Set exercise: Please lay out the lines of the material below as a Markdown table with the columns Row and Line, from the line with "List each element" up to and including the line with "label-gamma-1: γj i[1] [122,37,148,61]". Number each row, skip blank lines, and leave the pictures out.

Given entries:

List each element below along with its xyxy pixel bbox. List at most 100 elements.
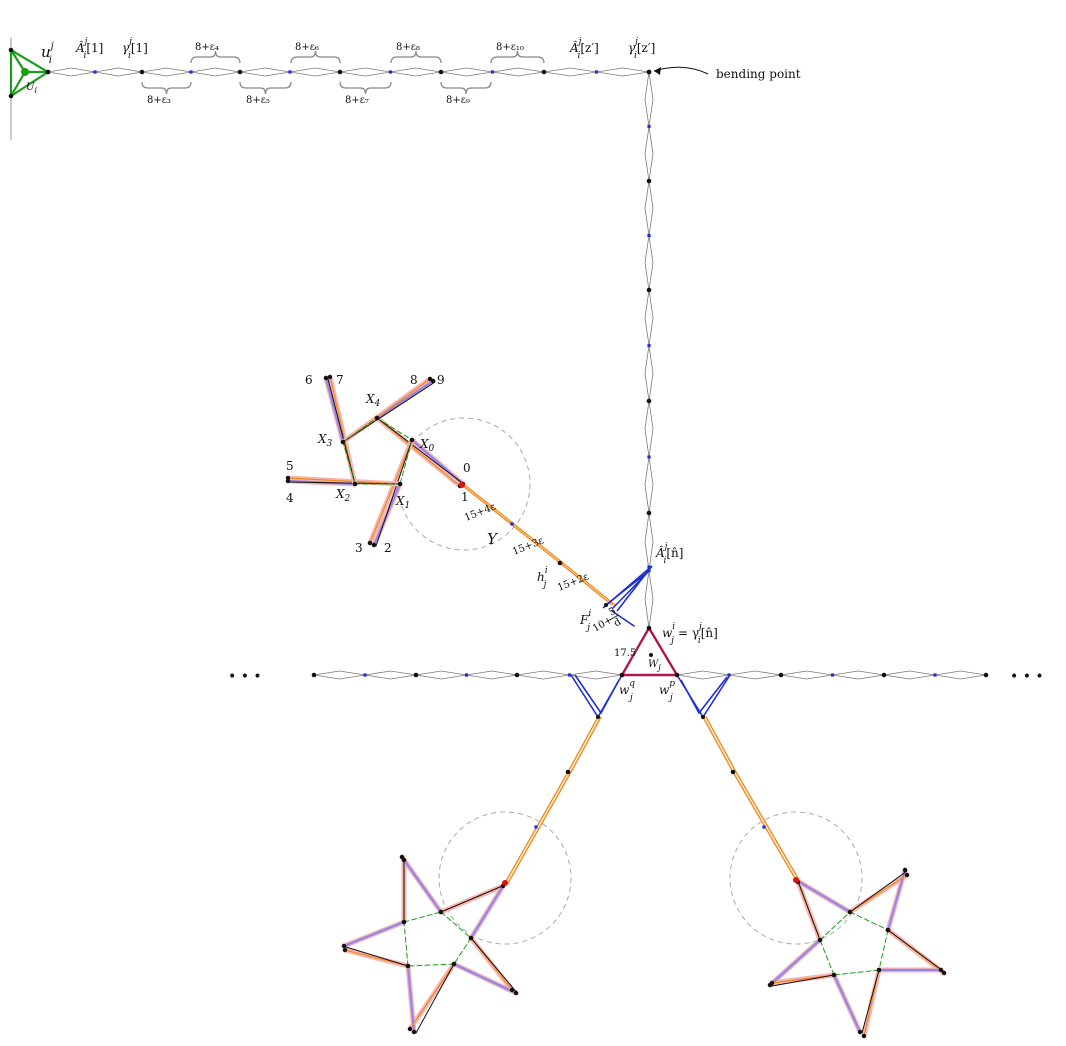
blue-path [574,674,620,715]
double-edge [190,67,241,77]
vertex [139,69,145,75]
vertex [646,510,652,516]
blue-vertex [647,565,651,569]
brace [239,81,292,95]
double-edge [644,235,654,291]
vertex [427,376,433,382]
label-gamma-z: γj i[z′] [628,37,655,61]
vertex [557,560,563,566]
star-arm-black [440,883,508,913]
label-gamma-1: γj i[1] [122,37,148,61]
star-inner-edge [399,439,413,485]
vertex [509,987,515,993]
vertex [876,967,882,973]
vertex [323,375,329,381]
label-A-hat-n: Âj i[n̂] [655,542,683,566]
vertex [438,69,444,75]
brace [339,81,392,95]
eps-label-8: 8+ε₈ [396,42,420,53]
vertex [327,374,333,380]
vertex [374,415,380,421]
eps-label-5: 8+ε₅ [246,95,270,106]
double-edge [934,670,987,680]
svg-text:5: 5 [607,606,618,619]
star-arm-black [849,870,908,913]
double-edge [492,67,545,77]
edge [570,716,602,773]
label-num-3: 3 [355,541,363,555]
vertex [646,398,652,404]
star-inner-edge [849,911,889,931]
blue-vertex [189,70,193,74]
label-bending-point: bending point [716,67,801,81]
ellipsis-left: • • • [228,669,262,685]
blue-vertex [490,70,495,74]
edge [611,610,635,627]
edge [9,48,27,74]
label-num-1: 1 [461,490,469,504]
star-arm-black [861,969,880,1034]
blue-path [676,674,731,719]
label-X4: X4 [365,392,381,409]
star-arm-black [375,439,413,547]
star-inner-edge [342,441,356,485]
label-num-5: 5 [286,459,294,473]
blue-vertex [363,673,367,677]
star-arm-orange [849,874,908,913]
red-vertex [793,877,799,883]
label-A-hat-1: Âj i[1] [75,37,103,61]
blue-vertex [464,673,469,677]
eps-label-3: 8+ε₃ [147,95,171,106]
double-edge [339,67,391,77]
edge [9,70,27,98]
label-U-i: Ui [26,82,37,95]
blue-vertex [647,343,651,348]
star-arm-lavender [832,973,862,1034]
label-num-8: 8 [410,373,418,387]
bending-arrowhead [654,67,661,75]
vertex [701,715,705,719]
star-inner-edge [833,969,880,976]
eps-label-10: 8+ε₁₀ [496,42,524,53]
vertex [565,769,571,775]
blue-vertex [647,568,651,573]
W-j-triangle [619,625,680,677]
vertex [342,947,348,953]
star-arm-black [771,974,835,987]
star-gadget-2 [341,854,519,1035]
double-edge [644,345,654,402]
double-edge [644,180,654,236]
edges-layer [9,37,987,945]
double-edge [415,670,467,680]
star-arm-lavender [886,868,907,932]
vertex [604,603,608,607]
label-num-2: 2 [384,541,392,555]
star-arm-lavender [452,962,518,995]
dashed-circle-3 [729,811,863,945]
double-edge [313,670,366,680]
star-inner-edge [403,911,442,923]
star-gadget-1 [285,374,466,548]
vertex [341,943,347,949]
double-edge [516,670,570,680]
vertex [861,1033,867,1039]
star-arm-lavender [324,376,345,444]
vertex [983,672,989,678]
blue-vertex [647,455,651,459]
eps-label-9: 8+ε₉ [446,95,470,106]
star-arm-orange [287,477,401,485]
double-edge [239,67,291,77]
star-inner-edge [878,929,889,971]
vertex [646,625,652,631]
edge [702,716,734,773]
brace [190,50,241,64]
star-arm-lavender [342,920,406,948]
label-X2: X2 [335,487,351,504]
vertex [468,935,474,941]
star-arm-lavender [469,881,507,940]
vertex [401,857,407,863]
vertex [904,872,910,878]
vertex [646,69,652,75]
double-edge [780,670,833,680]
* * *
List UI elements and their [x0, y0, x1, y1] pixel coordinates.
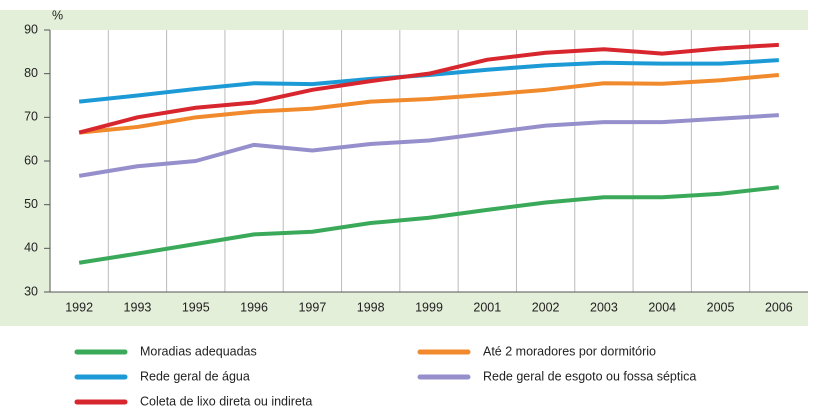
* * *
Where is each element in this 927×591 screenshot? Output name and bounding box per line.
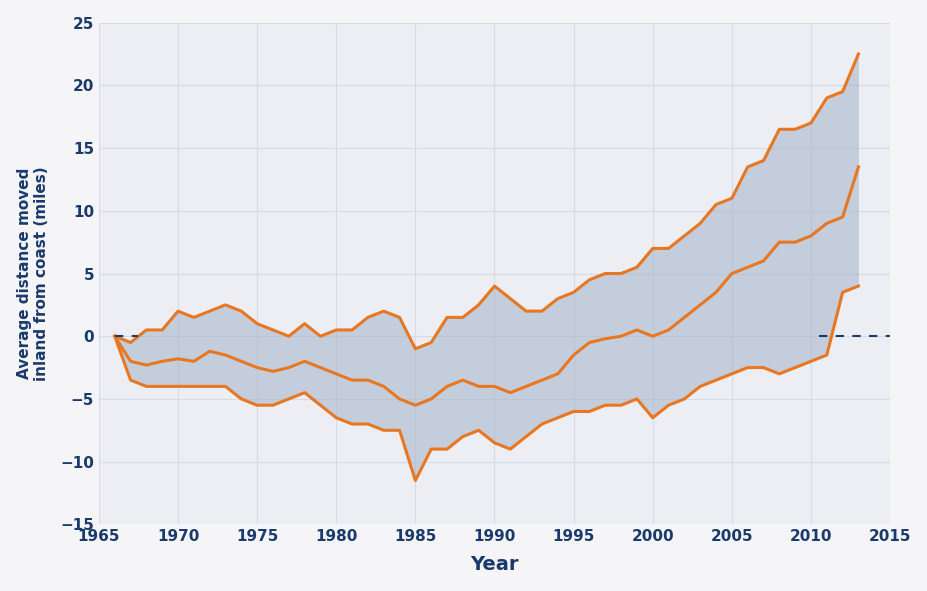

Expected output:
| Row | Line |
|---|---|
| 1 | List each element below along with its xyxy pixel bbox. List at most 100 elements. |
| 2 | blue-path [574,674,620,715] |
| 3 | double-edge [190,67,241,77] |
| 4 | vertex [139,69,145,75] |
| 5 | vertex [646,510,652,516] |
| 6 | blue-vertex [647,565,651,569] |
| 7 | brace [239,81,292,95] |
| 8 | double-edge [644,235,654,291] |
| 9 | vertex [427,376,433,382] |
| 10 | label-gamma-z: γj i[z′] [628,37,655,61] |
| 11 | vertex [557,560,563,566] |
| 12 | star-arm-black [440,883,508,913] |
| 13 | label-gamma-1: γj i[1] [122,37,148,61] |